**** DATA RECORDS
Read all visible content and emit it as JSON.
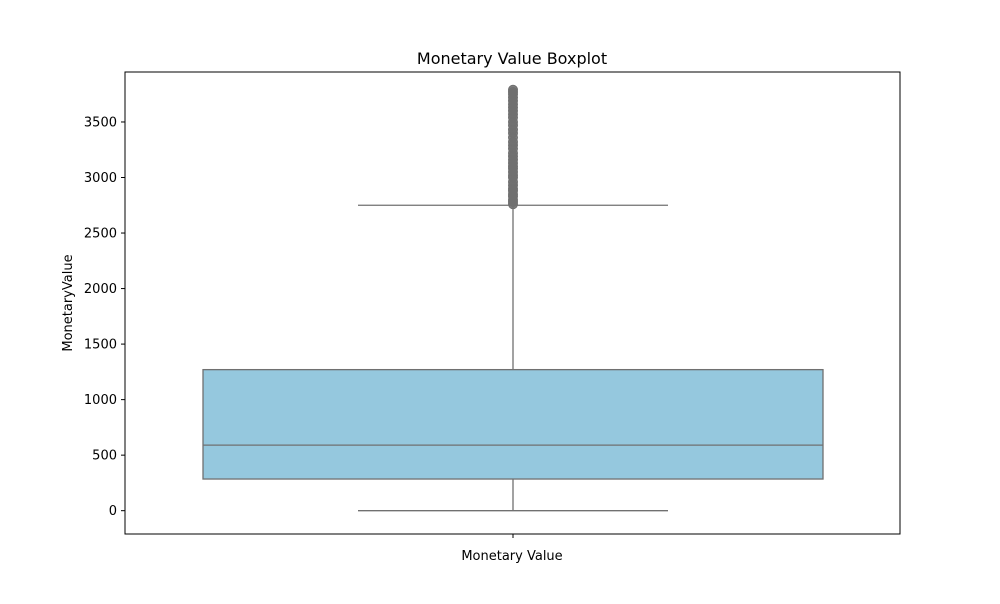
{
  "chart_data": {
    "type": "box",
    "title": "Monetary Value Boxplot",
    "xlabel": "Monetary Value",
    "ylabel": "MonetaryValue",
    "categories": [
      "Monetary Value"
    ],
    "ylim": [
      -210,
      3950
    ],
    "yticks": [
      0,
      500,
      1000,
      1500,
      2000,
      2500,
      3000,
      3500
    ],
    "grid": false,
    "legend": "none",
    "box": {
      "whisker_low": 0,
      "q1": 285,
      "median": 590,
      "q3": 1270,
      "whisker_high": 2750
    },
    "outliers": [
      2760,
      2780,
      2800,
      2830,
      2850,
      2880,
      2900,
      2930,
      2960,
      3000,
      3020,
      3050,
      3080,
      3100,
      3130,
      3160,
      3190,
      3220,
      3260,
      3290,
      3320,
      3360,
      3400,
      3430,
      3470,
      3500,
      3540,
      3570,
      3600,
      3630,
      3660,
      3690,
      3720,
      3750,
      3770,
      3790
    ],
    "colors": {
      "box_fill": "#95c8de",
      "lines": "#707070",
      "outlier": "#707070"
    }
  }
}
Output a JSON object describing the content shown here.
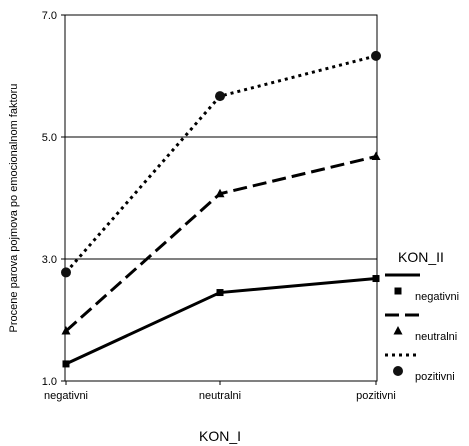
{
  "chart_data": {
    "type": "line",
    "categories": [
      "negativni",
      "neutralni",
      "pozitivni"
    ],
    "ylim": [
      1.0,
      7.0
    ],
    "yticks": [
      "1.0",
      "3.0",
      "5.0",
      "7.0"
    ],
    "grid": true,
    "xlabel": "KON_I",
    "ylabel": "Procene parova pojmova po emocionalnom faktoru",
    "legend": {
      "title": "KON_II",
      "placement": "right"
    },
    "series": [
      {
        "name": "negativni",
        "values": [
          1.28,
          2.45,
          2.68
        ],
        "line": "solid",
        "marker": "square",
        "color": "#000000"
      },
      {
        "name": "neutralni",
        "values": [
          1.82,
          4.07,
          4.68
        ],
        "line": "dashed",
        "marker": "triangle",
        "color": "#000000"
      },
      {
        "name": "pozitivni",
        "values": [
          2.78,
          5.67,
          6.33
        ],
        "line": "dotted",
        "marker": "circle",
        "color": "#000000"
      }
    ]
  }
}
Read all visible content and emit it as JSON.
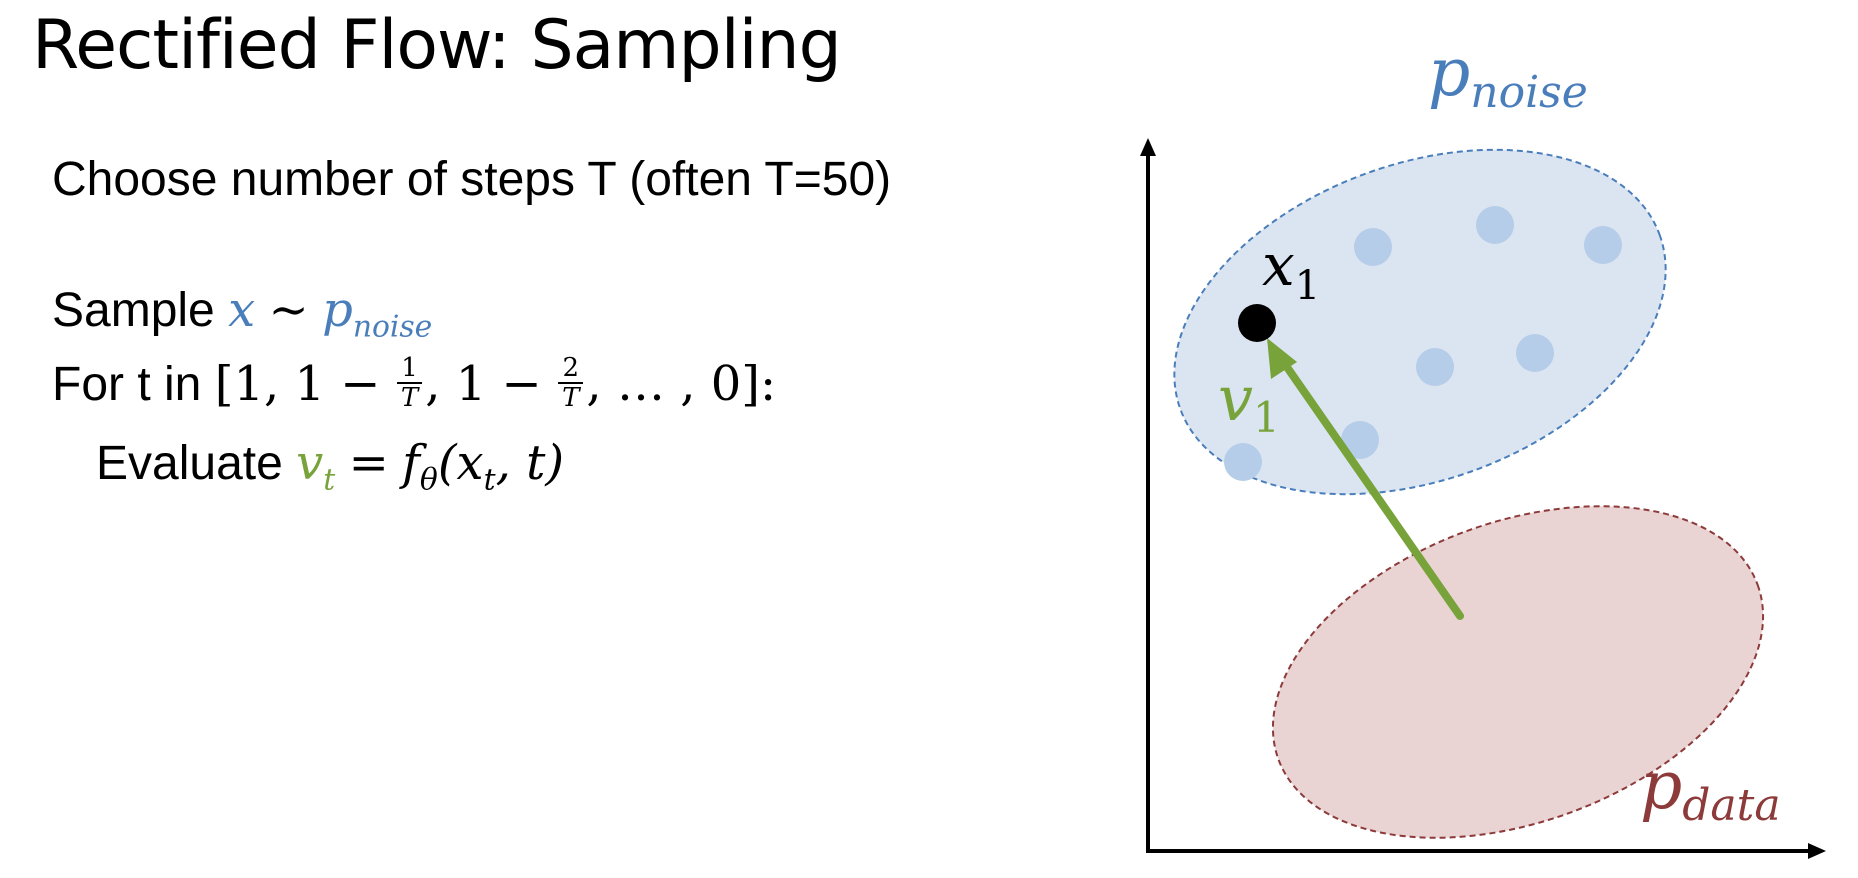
{
  "slide": {
    "title": "Rectified Flow: Sampling",
    "line1": "Choose number of steps T (often T=50)",
    "sample_word": "Sample",
    "sample_x": "x",
    "sample_tilde": "∼",
    "sample_p": "p",
    "sample_p_sub": "noise",
    "for_word": "For t in",
    "for_range_open": "[1, 1 −",
    "frac1_num": "1",
    "frac1_den": "T",
    "for_range_mid": ", 1 −",
    "frac2_num": "2",
    "frac2_den": "T",
    "for_range_close": ", … , 0]:",
    "eval_word": "Evaluate",
    "eval_v": "v",
    "eval_v_sub": "t",
    "eval_eq": "=",
    "eval_f": "f",
    "eval_f_sub": "θ",
    "eval_paren_open": "(x",
    "eval_x_sub": "t",
    "eval_rest": ", t)"
  },
  "diagram": {
    "noise_label": "p",
    "noise_label_sub": "noise",
    "data_label": "p",
    "data_label_sub": "data",
    "x1_label": "x",
    "x1_label_sub": "1",
    "v1_label": "v",
    "v1_label_sub": "1",
    "colors": {
      "noise_fill": "#dbe5f1",
      "noise_stroke": "#4a7ebb",
      "noise_dot": "#b5cde9",
      "data_fill": "#ead3d3",
      "data_stroke": "#8c3a3a",
      "data_label": "#8c3a3a",
      "arrow": "#77a33a",
      "axis": "#000000"
    },
    "icons": {
      "point": "filled-circle",
      "axis_heads": "arrowhead"
    }
  }
}
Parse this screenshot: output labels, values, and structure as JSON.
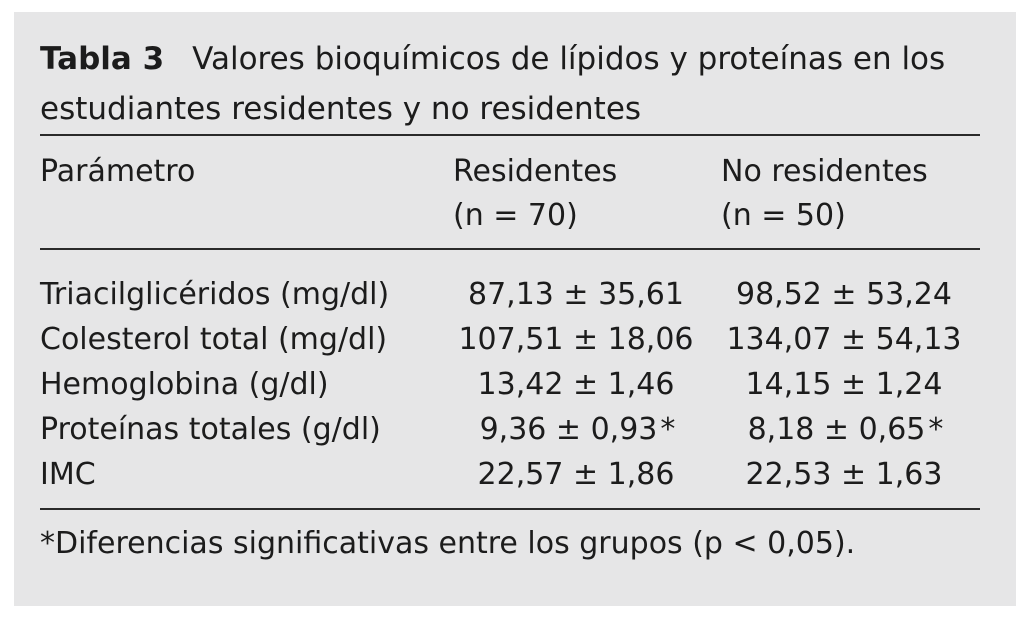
{
  "table": {
    "label": "Tabla 3",
    "title_line1": "Valores bioquímicos de lípidos y proteínas en los",
    "title_line2": "estudiantes residentes y no residentes",
    "headers": {
      "param": "Parámetro",
      "res_line1": "Residentes",
      "res_line2": "(n = 70)",
      "nores_line1": "No residentes",
      "nores_line2": "(n = 50)"
    },
    "rows": [
      {
        "param": "Triacilglicéridos (mg/dl)",
        "res": "87,13 ± 35,61",
        "res_mark": "",
        "nores": "98,52 ± 53,24",
        "nores_mark": ""
      },
      {
        "param": "Colesterol total (mg/dl)",
        "res": "107,51 ± 18,06",
        "res_mark": "",
        "nores": "134,07 ± 54,13",
        "nores_mark": ""
      },
      {
        "param": "Hemoglobina (g/dl)",
        "res": "13,42 ± 1,46",
        "res_mark": "",
        "nores": "14,15 ± 1,24",
        "nores_mark": ""
      },
      {
        "param": "Proteínas totales (g/dl)",
        "res": "9,36 ± 0,93",
        "res_mark": "*",
        "nores": "8,18 ± 0,65",
        "nores_mark": "*"
      },
      {
        "param": "IMC",
        "res": "22,57 ± 1,86",
        "res_mark": "",
        "nores": "22,53 ± 1,63",
        "nores_mark": ""
      }
    ],
    "footnote": "*Diferencias significativas entre los grupos (p < 0,05)."
  },
  "colors": {
    "panel_background": "#e6e6e7",
    "text": "#1c1c1c",
    "rule": "#2a2a2a"
  }
}
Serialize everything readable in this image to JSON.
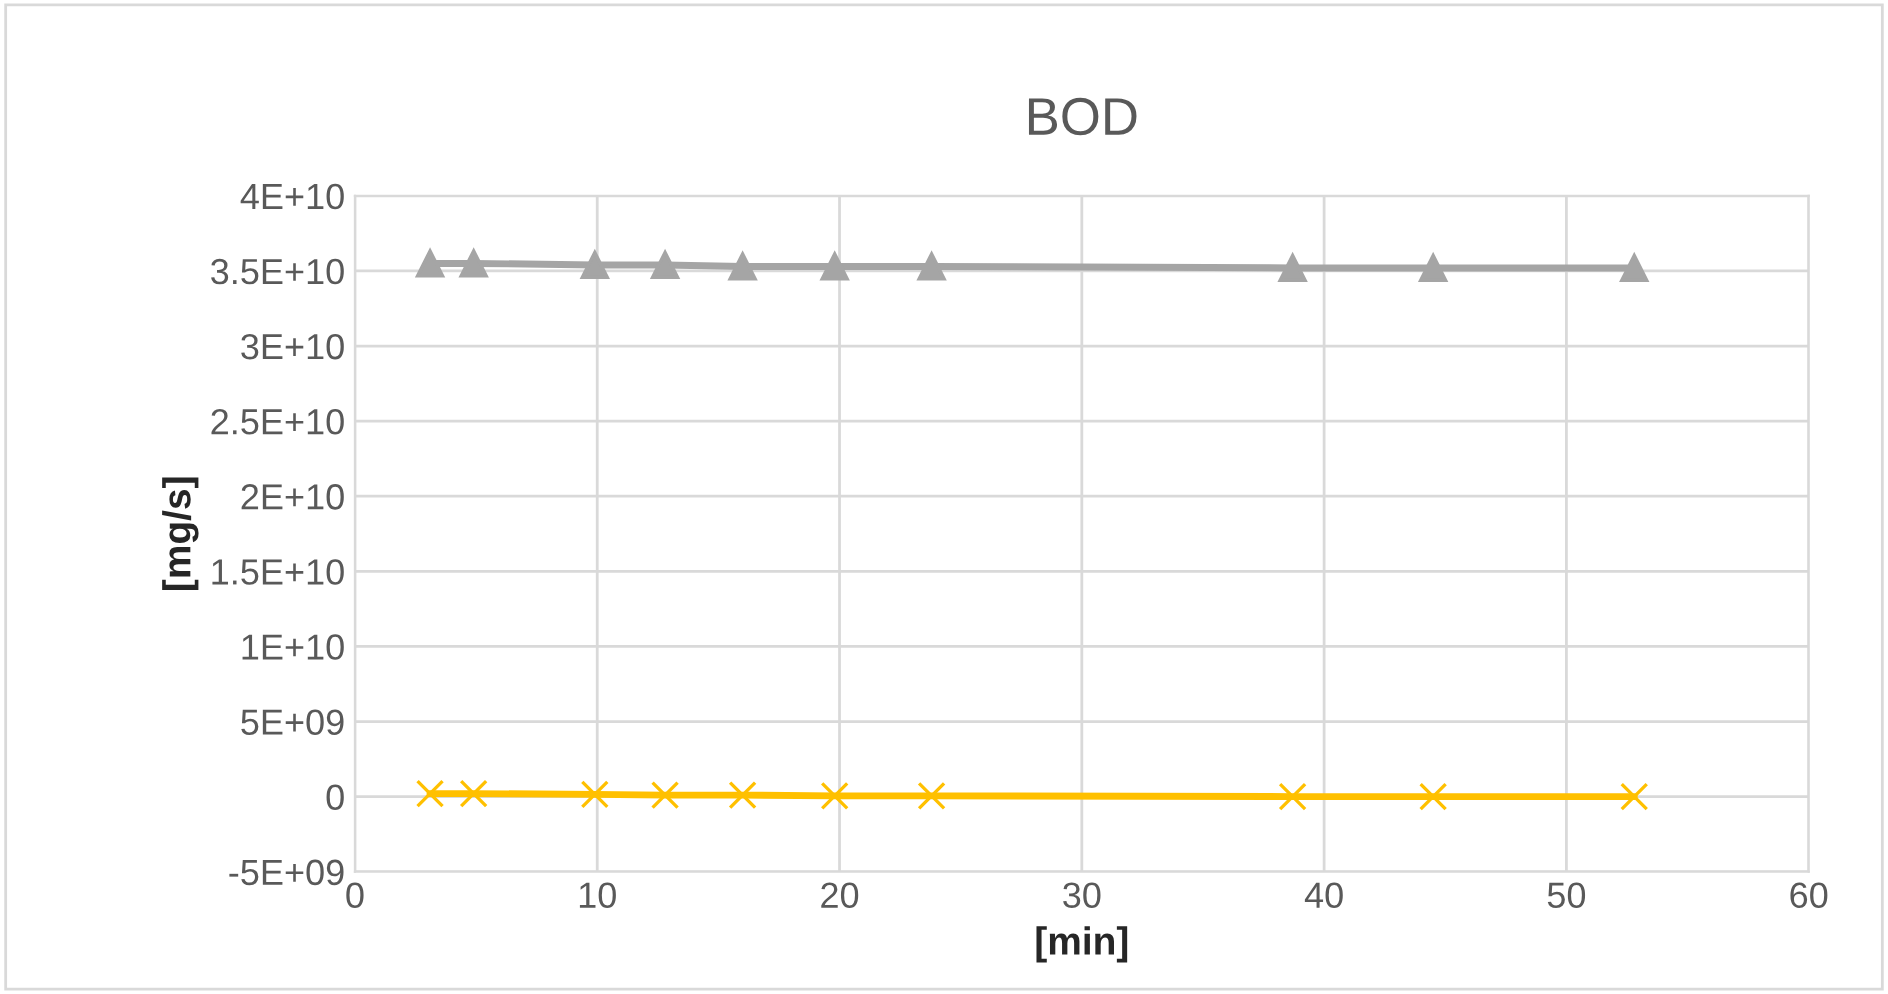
********
▸ **WHAT IS BEING ASKED**: Set each line of the records down exactly, leaving every picture out.

▸ **TASK SOLUTION**:
Read all visible content and emit it as JSON.
{
  "chart_data": {
    "type": "box",
    "title": "Monetary Value Boxplot",
    "xlabel": "Monetary Value",
    "ylabel": "MonetaryValue",
    "categories": [
      "Monetary Value"
    ],
    "ylim": [
      -210,
      3950
    ],
    "yticks": [
      0,
      500,
      1000,
      1500,
      2000,
      2500,
      3000,
      3500
    ],
    "grid": false,
    "legend": "none",
    "box": {
      "whisker_low": 0,
      "q1": 285,
      "median": 590,
      "q3": 1270,
      "whisker_high": 2750
    },
    "outliers": [
      2760,
      2780,
      2800,
      2830,
      2850,
      2880,
      2900,
      2930,
      2960,
      3000,
      3020,
      3050,
      3080,
      3100,
      3130,
      3160,
      3190,
      3220,
      3260,
      3290,
      3320,
      3360,
      3400,
      3430,
      3470,
      3500,
      3540,
      3570,
      3600,
      3630,
      3660,
      3690,
      3720,
      3750,
      3770,
      3790
    ],
    "colors": {
      "box_fill": "#95c8de",
      "lines": "#707070",
      "outlier": "#707070"
    }
  }
}
Output a JSON object describing the content shown here.
{
  "chart_data": {
    "type": "line",
    "categories": [
      "negativni",
      "neutralni",
      "pozitivni"
    ],
    "ylim": [
      1.0,
      7.0
    ],
    "yticks": [
      "1.0",
      "3.0",
      "5.0",
      "7.0"
    ],
    "grid": true,
    "xlabel": "KON_I",
    "ylabel": "Procene parova pojmova po emocionalnom faktoru",
    "legend": {
      "title": "KON_II",
      "placement": "right"
    },
    "series": [
      {
        "name": "negativni",
        "values": [
          1.28,
          2.45,
          2.68
        ],
        "line": "solid",
        "marker": "square",
        "color": "#000000"
      },
      {
        "name": "neutralni",
        "values": [
          1.82,
          4.07,
          4.68
        ],
        "line": "dashed",
        "marker": "triangle",
        "color": "#000000"
      },
      {
        "name": "pozitivni",
        "values": [
          2.78,
          5.67,
          6.33
        ],
        "line": "dotted",
        "marker": "circle",
        "color": "#000000"
      }
    ]
  }
}
Read all visible content and emit it as JSON.
{
  "slide": {
    "title": "Rectified Flow: Sampling",
    "line1": "Choose number of steps T (often T=50)",
    "sample_word": "Sample",
    "sample_x": "x",
    "sample_tilde": "∼",
    "sample_p": "p",
    "sample_p_sub": "noise",
    "for_word": "For t in",
    "for_range_open": "[1, 1 −",
    "frac1_num": "1",
    "frac1_den": "T",
    "for_range_mid": ", 1 −",
    "frac2_num": "2",
    "frac2_den": "T",
    "for_range_close": ", … , 0]:",
    "eval_word": "Evaluate",
    "eval_v": "v",
    "eval_v_sub": "t",
    "eval_eq": "=",
    "eval_f": "f",
    "eval_f_sub": "θ",
    "eval_paren_open": "(x",
    "eval_x_sub": "t",
    "eval_rest": ", t)"
  },
  "diagram": {
    "noise_label": "p",
    "noise_label_sub": "noise",
    "data_label": "p",
    "data_label_sub": "data",
    "x1_label": "x",
    "x1_label_sub": "1",
    "v1_label": "v",
    "v1_label_sub": "1",
    "colors": {
      "noise_fill": "#dbe5f1",
      "noise_stroke": "#4a7ebb",
      "noise_dot": "#b5cde9",
      "data_fill": "#ead3d3",
      "data_stroke": "#8c3a3a",
      "data_label": "#8c3a3a",
      "arrow": "#77a33a",
      "axis": "#000000"
    },
    "icons": {
      "point": "filled-circle",
      "axis_heads": "arrowhead"
    }
  }
}
Parse this screenshot: output labels, values, and structure as JSON.
{
  "table": {
    "label": "Tabla 3",
    "title_line1": "Valores bioquímicos de lípidos y proteínas en los",
    "title_line2": "estudiantes residentes y no residentes",
    "headers": {
      "param": "Parámetro",
      "res_line1": "Residentes",
      "res_line2": "(n = 70)",
      "nores_line1": "No residentes",
      "nores_line2": "(n = 50)"
    },
    "rows": [
      {
        "param": "Triacilglicéridos (mg/dl)",
        "res": "87,13 ± 35,61",
        "res_mark": "",
        "nores": "98,52 ± 53,24",
        "nores_mark": ""
      },
      {
        "param": "Colesterol total (mg/dl)",
        "res": "107,51 ± 18,06",
        "res_mark": "",
        "nores": "134,07 ± 54,13",
        "nores_mark": ""
      },
      {
        "param": "Hemoglobina (g/dl)",
        "res": "13,42 ± 1,46",
        "res_mark": "",
        "nores": "14,15 ± 1,24",
        "nores_mark": ""
      },
      {
        "param": "Proteínas totales (g/dl)",
        "res": "9,36 ± 0,93",
        "res_mark": "*",
        "nores": "8,18 ± 0,65",
        "nores_mark": "*"
      },
      {
        "param": "IMC",
        "res": "22,57 ± 1,86",
        "res_mark": "",
        "nores": "22,53 ± 1,63",
        "nores_mark": ""
      }
    ],
    "footnote": "*Diferencias significativas entre los grupos (p < 0,05)."
  },
  "colors": {
    "panel_background": "#e6e6e7",
    "text": "#1c1c1c",
    "rule": "#2a2a2a"
  }
}
Serialize everything readable in this image to JSON.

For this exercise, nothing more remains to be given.